== INSTRUCTIONS ==
A. Copy the soup recipe below word for word, from "Instructions" up to and including "pepper to taste.".
B. Continue the soup recipe that follows from the point where it stops.

Foodie Loves Fitness, Williams-Sonoma Soup
Prep Time 25 mins
Cook Time 45 mins
Total Time 1 hr 10 mins
Servings 4
Calories 358 kcal

Ingredients
  

  • 4 carrots peeled and cut into pieces
  • 2 large zucchini cut into pieces
  • 1 large yellow squash cut into pieces
  • 2 large tomatoes quartered
  • 2 large Russet or other all-purpose potatoes about 1 pound total weight, peeled and cut into large chunks
  • 4 cups of vegetable broth
  • 2 TBSP olive oil
  • 3 TBSP finely chopped basil
  • 1 TBSP fresh lemon juice
  • 1 clove garlic
  • 1/4 cup drained oil-packed sun-dried tomatoes coarsely chopped
  • 1 TBSP pine nuts
  • Salt & pepper to taste

Instructions
 

  • Preheat oven to 425.
  • In a large baking dish, combine the carrots, zucchini, squash, tomatoes and potatoes.
  • Pour 1/2 cup of the vegetable stock and drizzle 1 TBSP of oil over the veggies. Sprinkle salt and pepper to taste.

== DATA RECORDS ==
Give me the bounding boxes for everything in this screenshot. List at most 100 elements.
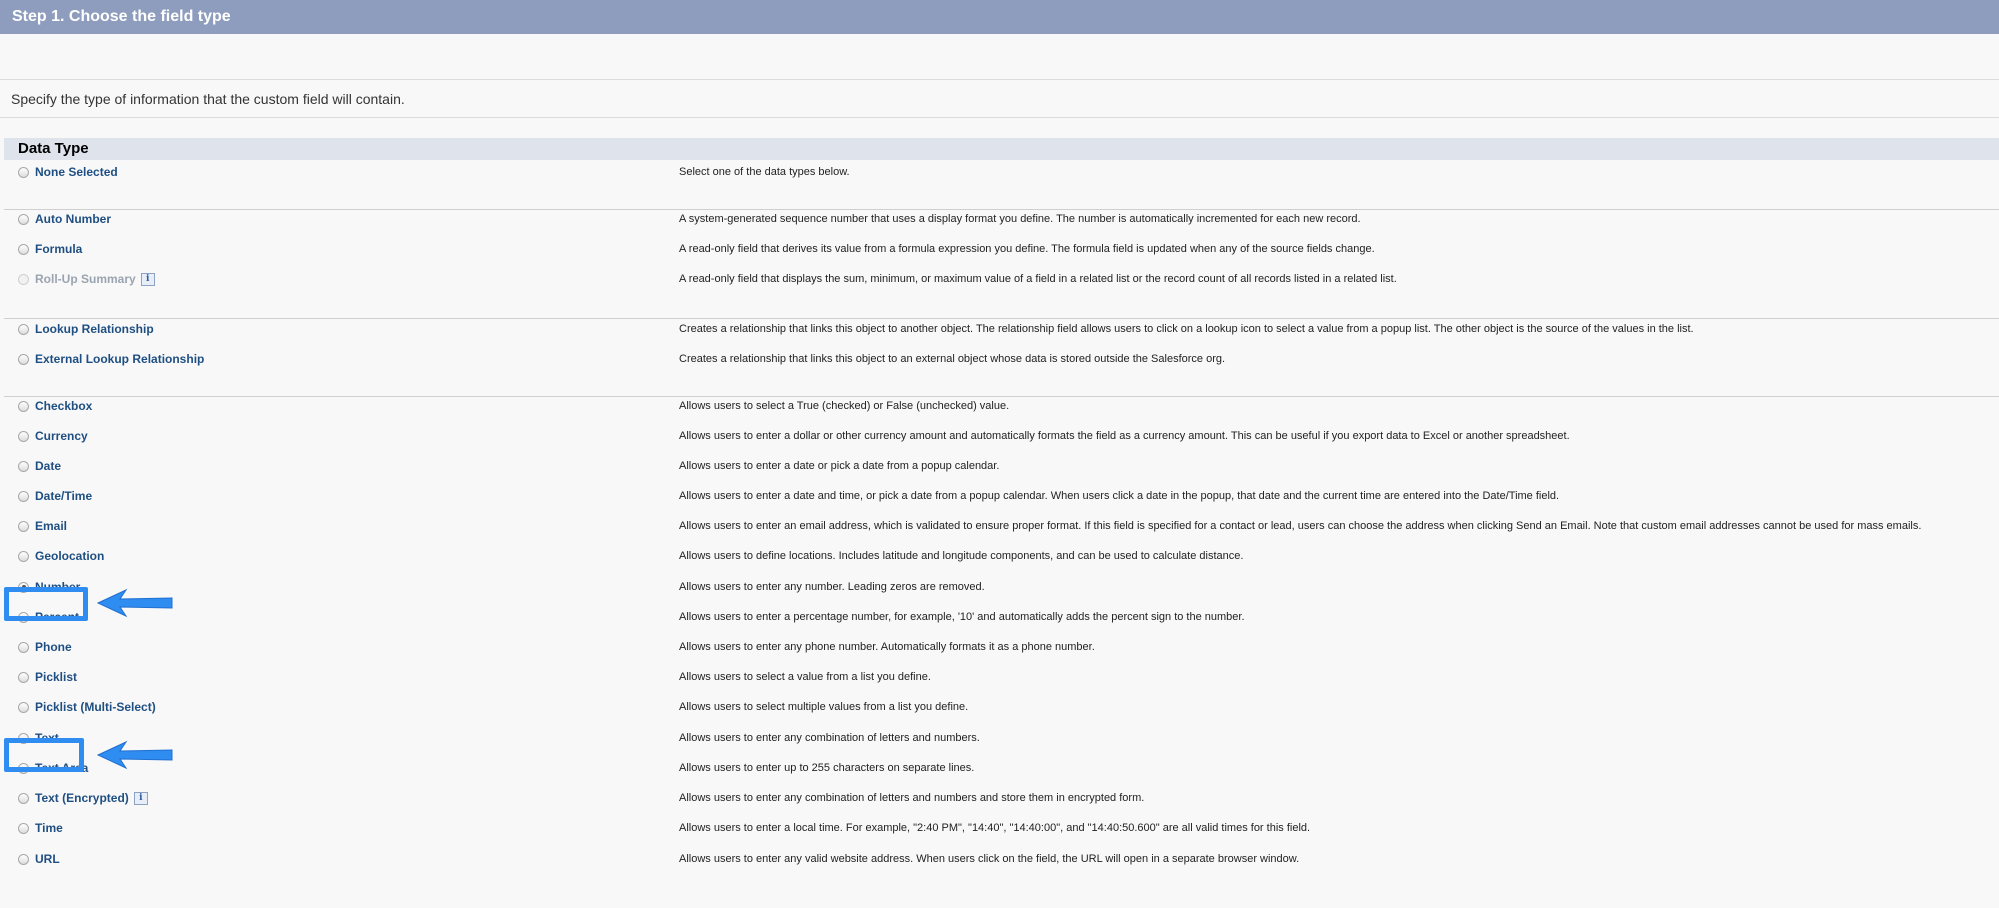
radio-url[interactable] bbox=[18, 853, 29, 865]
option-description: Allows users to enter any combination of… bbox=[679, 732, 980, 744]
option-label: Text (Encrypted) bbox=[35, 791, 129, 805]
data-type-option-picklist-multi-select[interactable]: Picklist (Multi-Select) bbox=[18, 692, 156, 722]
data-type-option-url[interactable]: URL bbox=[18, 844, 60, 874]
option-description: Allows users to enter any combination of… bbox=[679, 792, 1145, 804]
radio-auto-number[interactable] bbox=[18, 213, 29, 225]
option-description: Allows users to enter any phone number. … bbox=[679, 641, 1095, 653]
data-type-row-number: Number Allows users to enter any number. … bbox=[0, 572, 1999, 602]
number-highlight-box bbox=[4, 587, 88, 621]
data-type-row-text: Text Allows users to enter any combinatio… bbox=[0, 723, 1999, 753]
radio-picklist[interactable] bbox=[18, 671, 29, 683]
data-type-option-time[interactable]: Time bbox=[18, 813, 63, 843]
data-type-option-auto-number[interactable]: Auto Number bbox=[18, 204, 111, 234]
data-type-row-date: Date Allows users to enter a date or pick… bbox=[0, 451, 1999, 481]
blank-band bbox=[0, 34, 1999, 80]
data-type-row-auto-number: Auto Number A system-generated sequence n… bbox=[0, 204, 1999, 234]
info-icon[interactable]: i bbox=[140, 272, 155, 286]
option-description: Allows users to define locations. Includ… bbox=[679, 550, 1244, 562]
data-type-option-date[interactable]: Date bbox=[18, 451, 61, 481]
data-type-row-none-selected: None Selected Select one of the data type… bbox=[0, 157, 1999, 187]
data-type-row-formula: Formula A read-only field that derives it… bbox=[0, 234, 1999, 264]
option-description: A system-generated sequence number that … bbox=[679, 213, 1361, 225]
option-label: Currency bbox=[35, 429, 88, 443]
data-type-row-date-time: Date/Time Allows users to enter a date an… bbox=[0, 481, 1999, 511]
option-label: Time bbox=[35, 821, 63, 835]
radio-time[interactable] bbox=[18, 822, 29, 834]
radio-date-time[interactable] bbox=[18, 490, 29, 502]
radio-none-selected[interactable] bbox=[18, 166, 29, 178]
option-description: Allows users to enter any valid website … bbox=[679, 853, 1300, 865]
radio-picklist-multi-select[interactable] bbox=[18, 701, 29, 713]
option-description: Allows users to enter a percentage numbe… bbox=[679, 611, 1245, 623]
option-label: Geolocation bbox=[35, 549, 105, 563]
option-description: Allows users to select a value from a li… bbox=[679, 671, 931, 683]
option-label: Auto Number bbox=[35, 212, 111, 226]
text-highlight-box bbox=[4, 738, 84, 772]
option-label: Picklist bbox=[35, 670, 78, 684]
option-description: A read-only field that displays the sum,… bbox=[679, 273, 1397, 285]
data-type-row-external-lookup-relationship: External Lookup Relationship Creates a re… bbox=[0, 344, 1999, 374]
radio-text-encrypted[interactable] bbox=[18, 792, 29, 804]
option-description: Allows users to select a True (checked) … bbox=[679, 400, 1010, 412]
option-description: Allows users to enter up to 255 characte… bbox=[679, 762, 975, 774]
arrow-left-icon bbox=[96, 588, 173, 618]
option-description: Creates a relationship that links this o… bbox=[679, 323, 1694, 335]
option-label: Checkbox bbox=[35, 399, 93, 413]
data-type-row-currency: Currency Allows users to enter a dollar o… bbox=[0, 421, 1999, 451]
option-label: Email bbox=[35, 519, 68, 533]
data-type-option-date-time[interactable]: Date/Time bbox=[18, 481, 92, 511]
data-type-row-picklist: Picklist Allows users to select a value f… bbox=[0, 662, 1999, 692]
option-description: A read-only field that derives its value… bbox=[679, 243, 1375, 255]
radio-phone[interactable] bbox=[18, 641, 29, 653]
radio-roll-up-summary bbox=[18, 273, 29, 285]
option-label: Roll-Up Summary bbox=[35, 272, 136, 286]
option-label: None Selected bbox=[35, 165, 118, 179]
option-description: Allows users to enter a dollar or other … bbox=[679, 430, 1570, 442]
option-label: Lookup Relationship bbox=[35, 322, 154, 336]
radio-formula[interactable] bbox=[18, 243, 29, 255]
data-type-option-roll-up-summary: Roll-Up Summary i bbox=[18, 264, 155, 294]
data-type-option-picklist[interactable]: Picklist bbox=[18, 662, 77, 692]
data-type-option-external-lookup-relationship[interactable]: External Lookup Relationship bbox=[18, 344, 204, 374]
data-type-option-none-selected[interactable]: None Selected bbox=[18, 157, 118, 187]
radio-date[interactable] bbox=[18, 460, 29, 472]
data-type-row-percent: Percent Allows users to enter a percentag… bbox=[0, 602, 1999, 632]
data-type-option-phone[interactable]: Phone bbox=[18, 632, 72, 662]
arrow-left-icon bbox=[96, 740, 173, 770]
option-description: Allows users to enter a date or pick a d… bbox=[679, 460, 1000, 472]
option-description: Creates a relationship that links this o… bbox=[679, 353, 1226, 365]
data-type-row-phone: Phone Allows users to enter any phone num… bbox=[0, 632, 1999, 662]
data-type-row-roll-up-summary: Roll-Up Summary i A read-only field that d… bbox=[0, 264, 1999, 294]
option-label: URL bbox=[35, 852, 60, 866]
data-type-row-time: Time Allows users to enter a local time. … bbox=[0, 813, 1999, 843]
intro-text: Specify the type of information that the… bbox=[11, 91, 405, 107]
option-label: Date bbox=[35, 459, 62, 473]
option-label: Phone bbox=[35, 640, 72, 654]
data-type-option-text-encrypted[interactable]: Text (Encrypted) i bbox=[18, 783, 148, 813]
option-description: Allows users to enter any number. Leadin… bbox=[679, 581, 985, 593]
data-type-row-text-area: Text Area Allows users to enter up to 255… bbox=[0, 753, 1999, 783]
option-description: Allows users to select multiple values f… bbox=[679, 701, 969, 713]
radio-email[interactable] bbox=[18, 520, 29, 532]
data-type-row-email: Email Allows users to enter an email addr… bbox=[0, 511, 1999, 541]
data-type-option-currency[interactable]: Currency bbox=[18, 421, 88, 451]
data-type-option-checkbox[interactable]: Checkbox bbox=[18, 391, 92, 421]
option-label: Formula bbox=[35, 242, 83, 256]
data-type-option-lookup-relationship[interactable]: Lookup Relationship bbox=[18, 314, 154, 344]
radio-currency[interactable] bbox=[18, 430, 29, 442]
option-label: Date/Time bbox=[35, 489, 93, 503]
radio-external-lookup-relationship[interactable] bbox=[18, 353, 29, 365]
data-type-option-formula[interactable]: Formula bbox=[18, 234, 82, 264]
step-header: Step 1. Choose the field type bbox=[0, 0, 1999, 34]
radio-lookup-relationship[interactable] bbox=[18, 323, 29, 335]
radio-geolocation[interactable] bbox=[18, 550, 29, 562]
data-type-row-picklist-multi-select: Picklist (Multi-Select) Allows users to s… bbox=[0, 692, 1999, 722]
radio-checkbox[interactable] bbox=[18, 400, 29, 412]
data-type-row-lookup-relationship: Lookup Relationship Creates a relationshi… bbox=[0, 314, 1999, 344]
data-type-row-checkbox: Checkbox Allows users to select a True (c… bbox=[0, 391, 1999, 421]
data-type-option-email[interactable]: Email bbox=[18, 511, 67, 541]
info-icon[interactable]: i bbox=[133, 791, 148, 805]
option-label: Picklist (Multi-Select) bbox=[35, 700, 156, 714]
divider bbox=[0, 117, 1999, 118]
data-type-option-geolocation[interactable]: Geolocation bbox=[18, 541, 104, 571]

---

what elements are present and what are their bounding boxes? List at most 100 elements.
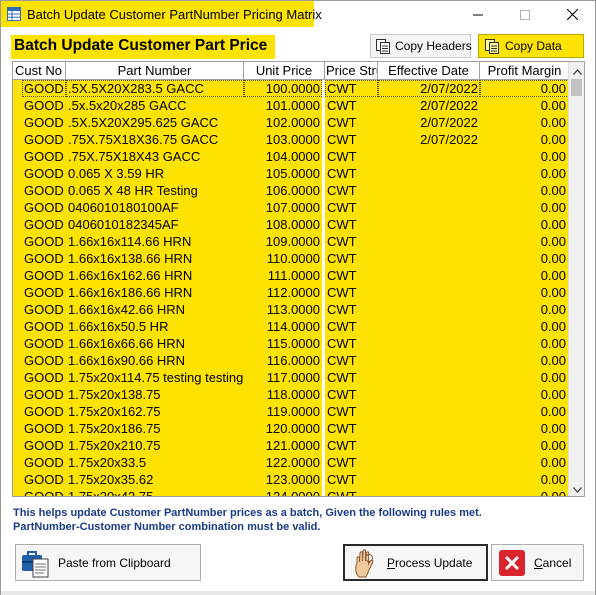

== RESPONSES IN ORDER ==
A.
Instructions
 

  • Preheat oven to 425.
  • In a large baking dish, combine the carrots, zucchini, squash, tomatoes and potatoes.
  • Pour 1/2 cup of the vegetable stock and drizzle 1 TBSP of oil over the veggies. Sprinkle salt and pepper to taste.

B.
  • Roast until the veggies are tender (around 40 minutes), turning every now and then to evenly bake.
  • While the veggies are cooking, combine the garlic, sun-dried tomatoes, rest of the olive oil (1 TBSP), 1 TBSP of basil, pine nuts, and a touch of salt and pepper in a food processor. Pulse until a thick paste forms. Set pesto aside.
  • Once the veggies are done, remove from the oven, and in batches, combine them with 1/2 cup of the stock in a blender and puree until smooth.
  • Transfer to a large saucepan over low heat, and stir in the remaining stock, basil and lemon juice.
  • Mix all ingredients together well, and cook for around 5 minutes. If needed, season with salt and pepper.
  • Distribute the soup into 4 bowls, and add 1 TBSP of the pesto to each bowl.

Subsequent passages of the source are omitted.